▸ DATA ENTRIES:
----------------------------------------
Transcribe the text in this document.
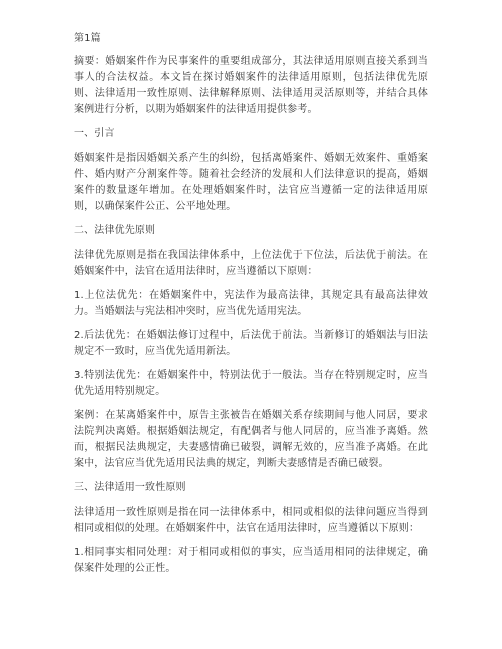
第1篇

摘要：婚姻案件作为民事案件的重要组成部分，其法律适用原则直接关系到当事人的合法权益。本文旨在探讨婚姻案件的法律适用原则，包括法律优先原则、法律适用一致性原则、法律解释原则、法律适用灵活原则等，并结合具体案例进行分析，以期为婚姻案件的法律适用提供参考。

一、引言

婚姻案件是指因婚姻关系产生的纠纷，包括离婚案件、婚姻无效案件、重婚案件、婚内财产分割案件等。随着社会经济的发展和人们法律意识的提高，婚姻案件的数量逐年增加。在处理婚姻案件时，法官应当遵循一定的法律适用原则，以确保案件公正、公平地处理。

二、法律优先原则

法律优先原则是指在我国法律体系中，上位法优于下位法，后法优于前法。在婚姻案件中，法官在适用法律时，应当遵循以下原则：

1.上位法优先：在婚姻案件中，宪法作为最高法律，其规定具有最高法律效力。当婚姻法与宪法相冲突时，应当优先适用宪法。

2.后法优先：在婚姻法修订过程中，后法优于前法。当新修订的婚姻法与旧法规定不一致时，应当优先适用新法。

3.特别法优先：在婚姻案件中，特别法优于一般法。当存在特别规定时，应当优先适用特别规定。

案例：在某离婚案件中，原告主张被告在婚姻关系存续期间与他人同居，要求法院判决离婚。根据婚姻法规定，有配偶者与他人同居的，应当准予离婚。然而，根据民法典规定，夫妻感情确已破裂，调解无效的，应当准予离婚。在此案中，法官应当优先适用民法典的规定，判断夫妻感情是否确已破裂。

三、法律适用一致性原则

法律适用一致性原则是指在同一法律体系中，相同或相似的法律问题应当得到相同或相似的处理。在婚姻案件中，法官在适用法律时，应当遵循以下原则：

1.相同事实相同处理：对于相同或相似的事实，应当适用相同的法律规定，确保案件处理的公正性。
----------------------------------------
▸ INSTRUCTION: Retype everything in the material word for word, minus pictures.

▸ EXERCISE OUTPUT:
Transcribe the text in this document.
第1篇

摘要：婚姻案件作为民事案件的重要组成部分，其法律适用原则直接关系到当事人的合法权益。本文旨在探讨婚姻案件的法律适用原则，包括法律优先原则、法律适用一致性原则、法律解释原则、法律适用灵活原则等，并结合具体案例进行分析，以期为婚姻案件的法律适用提供参考。

一、引言

婚姻案件是指因婚姻关系产生的纠纷，包括离婚案件、婚姻无效案件、重婚案件、婚内财产分割案件等。随着社会经济的发展和人们法律意识的提高，婚姻案件的数量逐年增加。在处理婚姻案件时，法官应当遵循一定的法律适用原则，以确保案件公正、公平地处理。

二、法律优先原则

法律优先原则是指在我国法律体系中，上位法优于下位法，后法优于前法。在婚姻案件中，法官在适用法律时，应当遵循以下原则：

1.上位法优先：在婚姻案件中，宪法作为最高法律，其规定具有最高法律效力。当婚姻法与宪法相冲突时，应当优先适用宪法。

2.后法优先：在婚姻法修订过程中，后法优于前法。当新修订的婚姻法与旧法规定不一致时，应当优先适用新法。

3.特别法优先：在婚姻案件中，特别法优于一般法。当存在特别规定时，应当优先适用特别规定。

案例：在某离婚案件中，原告主张被告在婚姻关系存续期间与他人同居，要求法院判决离婚。根据婚姻法规定，有配偶者与他人同居的，应当准予离婚。然而，根据民法典规定，夫妻感情确已破裂，调解无效的，应当准予离婚。在此案中，法官应当优先适用民法典的规定，判断夫妻感情是否确已破裂。

三、法律适用一致性原则

法律适用一致性原则是指在同一法律体系中，相同或相似的法律问题应当得到相同或相似的处理。在婚姻案件中，法官在适用法律时，应当遵循以下原则：

1.相同事实相同处理：对于相同或相似的事实，应当适用相同的法律规定，确保案件处理的公正性。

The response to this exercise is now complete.